◆ YOUR TASK ◆
Scan the data below. Pull out each line where "xlabel" occurs.

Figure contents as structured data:
____________
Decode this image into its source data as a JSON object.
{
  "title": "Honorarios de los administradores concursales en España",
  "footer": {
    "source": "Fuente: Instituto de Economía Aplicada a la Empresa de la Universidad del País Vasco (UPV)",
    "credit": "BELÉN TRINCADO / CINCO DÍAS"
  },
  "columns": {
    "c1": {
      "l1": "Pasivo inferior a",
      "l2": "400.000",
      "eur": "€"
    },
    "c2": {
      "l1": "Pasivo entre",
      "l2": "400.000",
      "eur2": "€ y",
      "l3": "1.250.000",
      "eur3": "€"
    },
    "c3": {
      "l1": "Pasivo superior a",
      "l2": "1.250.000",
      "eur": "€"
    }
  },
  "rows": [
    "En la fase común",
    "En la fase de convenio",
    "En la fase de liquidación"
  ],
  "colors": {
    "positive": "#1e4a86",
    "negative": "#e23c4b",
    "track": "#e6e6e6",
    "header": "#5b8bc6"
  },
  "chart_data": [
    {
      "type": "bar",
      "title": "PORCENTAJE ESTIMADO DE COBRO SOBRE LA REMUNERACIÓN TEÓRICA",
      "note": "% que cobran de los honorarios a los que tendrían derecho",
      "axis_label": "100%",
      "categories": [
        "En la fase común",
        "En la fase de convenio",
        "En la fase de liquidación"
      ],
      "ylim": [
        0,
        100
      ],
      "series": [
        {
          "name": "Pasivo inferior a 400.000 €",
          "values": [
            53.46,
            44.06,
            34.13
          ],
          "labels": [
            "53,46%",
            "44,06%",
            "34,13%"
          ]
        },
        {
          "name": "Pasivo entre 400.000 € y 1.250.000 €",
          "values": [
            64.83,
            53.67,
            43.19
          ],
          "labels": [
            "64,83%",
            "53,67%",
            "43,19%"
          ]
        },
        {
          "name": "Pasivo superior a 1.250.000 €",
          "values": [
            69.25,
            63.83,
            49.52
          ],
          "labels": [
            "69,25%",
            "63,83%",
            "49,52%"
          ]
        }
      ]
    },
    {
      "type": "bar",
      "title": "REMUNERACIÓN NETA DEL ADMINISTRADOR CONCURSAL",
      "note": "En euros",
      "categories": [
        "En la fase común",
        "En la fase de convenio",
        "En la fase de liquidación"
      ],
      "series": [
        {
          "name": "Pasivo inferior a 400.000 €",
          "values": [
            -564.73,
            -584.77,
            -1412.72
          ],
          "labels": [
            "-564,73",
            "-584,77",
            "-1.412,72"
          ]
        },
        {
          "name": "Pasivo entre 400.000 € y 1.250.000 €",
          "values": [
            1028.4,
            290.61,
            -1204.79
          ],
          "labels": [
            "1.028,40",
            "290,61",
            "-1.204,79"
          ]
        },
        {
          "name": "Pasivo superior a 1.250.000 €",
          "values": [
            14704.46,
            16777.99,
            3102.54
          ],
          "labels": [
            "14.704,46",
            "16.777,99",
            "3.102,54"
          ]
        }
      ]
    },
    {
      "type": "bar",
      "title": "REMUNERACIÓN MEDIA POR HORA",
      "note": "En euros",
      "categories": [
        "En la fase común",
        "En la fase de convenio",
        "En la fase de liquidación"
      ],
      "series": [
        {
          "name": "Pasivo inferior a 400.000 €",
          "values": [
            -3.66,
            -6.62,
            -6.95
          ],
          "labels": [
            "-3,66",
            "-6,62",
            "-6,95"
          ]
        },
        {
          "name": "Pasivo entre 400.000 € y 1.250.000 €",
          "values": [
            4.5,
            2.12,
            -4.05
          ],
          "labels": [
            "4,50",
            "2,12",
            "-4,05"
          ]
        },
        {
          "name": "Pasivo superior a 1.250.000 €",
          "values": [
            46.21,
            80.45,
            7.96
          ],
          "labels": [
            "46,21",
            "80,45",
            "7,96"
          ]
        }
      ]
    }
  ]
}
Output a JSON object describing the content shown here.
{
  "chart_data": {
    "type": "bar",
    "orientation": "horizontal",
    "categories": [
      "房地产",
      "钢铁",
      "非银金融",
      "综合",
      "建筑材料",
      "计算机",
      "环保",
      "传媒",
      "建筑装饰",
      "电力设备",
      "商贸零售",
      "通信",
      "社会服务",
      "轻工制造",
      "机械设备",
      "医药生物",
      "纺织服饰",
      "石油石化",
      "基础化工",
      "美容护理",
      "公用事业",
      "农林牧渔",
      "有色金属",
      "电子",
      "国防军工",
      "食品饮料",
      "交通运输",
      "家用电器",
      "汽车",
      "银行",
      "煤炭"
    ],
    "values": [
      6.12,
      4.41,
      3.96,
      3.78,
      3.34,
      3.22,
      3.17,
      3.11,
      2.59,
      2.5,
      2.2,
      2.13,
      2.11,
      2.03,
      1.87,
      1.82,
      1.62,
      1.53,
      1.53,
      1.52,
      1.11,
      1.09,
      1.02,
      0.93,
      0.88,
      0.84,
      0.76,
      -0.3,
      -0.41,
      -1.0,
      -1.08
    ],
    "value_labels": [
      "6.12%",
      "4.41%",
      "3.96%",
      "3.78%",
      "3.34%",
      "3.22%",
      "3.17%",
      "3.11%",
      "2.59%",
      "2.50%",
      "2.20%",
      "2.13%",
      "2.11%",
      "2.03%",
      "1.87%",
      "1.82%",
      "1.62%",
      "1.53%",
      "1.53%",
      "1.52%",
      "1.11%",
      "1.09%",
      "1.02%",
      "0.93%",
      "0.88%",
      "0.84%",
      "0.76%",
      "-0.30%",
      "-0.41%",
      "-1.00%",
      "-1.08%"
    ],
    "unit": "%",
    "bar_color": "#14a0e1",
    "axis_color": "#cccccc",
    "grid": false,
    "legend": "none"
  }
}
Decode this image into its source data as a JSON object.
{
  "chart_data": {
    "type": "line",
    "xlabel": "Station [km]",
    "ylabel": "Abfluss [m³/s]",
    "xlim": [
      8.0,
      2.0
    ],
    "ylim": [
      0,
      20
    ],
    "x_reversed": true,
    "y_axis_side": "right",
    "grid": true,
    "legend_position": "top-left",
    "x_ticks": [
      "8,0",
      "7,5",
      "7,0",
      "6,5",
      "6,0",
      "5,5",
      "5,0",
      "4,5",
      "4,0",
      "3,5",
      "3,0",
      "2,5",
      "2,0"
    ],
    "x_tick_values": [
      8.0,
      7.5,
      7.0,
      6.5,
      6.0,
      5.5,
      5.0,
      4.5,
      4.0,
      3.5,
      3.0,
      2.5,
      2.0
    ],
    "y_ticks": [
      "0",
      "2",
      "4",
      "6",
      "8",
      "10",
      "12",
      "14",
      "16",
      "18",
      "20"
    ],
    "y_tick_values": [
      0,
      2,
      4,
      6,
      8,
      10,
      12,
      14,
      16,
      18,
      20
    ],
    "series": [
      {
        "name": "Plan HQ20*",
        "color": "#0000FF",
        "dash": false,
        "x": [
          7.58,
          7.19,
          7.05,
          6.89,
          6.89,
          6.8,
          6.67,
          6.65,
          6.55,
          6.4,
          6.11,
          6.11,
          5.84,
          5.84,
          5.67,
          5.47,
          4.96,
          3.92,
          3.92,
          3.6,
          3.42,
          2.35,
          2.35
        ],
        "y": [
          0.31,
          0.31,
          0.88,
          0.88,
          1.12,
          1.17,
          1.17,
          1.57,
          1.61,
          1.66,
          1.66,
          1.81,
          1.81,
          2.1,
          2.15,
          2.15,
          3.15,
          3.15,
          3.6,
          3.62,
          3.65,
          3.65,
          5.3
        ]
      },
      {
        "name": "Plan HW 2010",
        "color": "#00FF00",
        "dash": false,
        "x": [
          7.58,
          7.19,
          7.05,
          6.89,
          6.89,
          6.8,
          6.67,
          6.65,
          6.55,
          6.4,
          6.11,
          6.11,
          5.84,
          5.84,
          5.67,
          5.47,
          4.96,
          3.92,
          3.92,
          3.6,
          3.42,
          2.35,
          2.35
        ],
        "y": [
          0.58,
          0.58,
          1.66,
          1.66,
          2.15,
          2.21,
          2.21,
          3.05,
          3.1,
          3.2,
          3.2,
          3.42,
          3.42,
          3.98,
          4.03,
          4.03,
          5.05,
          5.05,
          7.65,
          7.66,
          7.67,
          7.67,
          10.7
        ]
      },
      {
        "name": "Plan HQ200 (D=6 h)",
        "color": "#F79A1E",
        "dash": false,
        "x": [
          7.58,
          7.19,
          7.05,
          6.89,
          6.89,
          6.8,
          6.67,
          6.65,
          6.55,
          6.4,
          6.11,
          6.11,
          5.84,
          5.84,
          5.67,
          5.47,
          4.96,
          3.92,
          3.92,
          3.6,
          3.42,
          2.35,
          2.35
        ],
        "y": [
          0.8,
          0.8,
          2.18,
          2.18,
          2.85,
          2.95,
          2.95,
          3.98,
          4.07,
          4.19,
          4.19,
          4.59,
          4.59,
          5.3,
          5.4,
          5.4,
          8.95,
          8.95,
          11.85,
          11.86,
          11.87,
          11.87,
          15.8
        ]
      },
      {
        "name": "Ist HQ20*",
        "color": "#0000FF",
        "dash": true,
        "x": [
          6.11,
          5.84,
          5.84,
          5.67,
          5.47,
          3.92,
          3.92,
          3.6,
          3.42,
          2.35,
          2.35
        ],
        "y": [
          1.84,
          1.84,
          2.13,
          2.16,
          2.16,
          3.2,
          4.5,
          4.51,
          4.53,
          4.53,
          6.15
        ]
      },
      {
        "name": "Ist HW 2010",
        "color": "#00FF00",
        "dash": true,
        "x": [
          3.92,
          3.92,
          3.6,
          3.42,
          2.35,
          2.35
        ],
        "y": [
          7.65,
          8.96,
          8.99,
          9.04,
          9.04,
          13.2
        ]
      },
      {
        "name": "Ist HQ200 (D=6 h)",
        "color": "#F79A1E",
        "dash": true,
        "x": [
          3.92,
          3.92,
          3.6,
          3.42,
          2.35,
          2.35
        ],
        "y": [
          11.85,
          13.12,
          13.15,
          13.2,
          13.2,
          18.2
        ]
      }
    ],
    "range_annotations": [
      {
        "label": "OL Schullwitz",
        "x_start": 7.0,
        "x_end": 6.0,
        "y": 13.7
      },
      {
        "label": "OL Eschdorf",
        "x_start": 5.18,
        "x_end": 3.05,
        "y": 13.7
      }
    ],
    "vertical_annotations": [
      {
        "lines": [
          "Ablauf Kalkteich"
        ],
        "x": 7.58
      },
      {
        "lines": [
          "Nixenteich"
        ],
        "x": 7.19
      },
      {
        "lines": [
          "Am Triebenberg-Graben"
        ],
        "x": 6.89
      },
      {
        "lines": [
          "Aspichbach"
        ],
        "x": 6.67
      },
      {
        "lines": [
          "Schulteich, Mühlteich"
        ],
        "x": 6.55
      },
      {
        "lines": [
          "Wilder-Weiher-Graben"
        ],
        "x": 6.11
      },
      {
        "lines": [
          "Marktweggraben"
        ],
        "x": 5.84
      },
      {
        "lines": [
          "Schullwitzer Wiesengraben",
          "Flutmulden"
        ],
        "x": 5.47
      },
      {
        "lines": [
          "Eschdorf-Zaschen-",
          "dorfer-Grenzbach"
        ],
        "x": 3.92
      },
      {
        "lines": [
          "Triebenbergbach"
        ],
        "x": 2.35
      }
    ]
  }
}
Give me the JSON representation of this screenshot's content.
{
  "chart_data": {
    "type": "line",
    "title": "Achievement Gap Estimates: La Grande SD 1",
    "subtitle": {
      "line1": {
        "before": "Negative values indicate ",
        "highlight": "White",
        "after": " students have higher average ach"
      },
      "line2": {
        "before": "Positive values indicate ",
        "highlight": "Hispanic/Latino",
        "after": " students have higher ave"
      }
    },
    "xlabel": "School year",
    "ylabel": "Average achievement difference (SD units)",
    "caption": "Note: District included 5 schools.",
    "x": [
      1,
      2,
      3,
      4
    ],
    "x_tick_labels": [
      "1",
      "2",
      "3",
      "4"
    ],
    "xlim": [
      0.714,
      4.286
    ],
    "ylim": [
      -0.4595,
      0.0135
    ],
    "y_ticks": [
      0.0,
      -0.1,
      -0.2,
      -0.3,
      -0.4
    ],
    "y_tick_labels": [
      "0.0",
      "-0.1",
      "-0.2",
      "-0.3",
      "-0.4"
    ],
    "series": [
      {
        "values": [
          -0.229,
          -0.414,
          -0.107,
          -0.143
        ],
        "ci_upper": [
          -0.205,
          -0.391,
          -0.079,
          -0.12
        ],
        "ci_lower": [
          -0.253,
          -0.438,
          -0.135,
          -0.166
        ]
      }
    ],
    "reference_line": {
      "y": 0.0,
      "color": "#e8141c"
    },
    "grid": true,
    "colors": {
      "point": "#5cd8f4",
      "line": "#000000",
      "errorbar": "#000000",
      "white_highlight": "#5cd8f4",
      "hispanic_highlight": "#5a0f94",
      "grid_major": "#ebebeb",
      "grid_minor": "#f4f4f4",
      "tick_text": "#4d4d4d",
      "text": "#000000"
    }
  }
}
____________
◆ SOLUTION TO THIS EXERCISE ◆
    "xlabel": "Station [km]",
    "xlabel": "School year",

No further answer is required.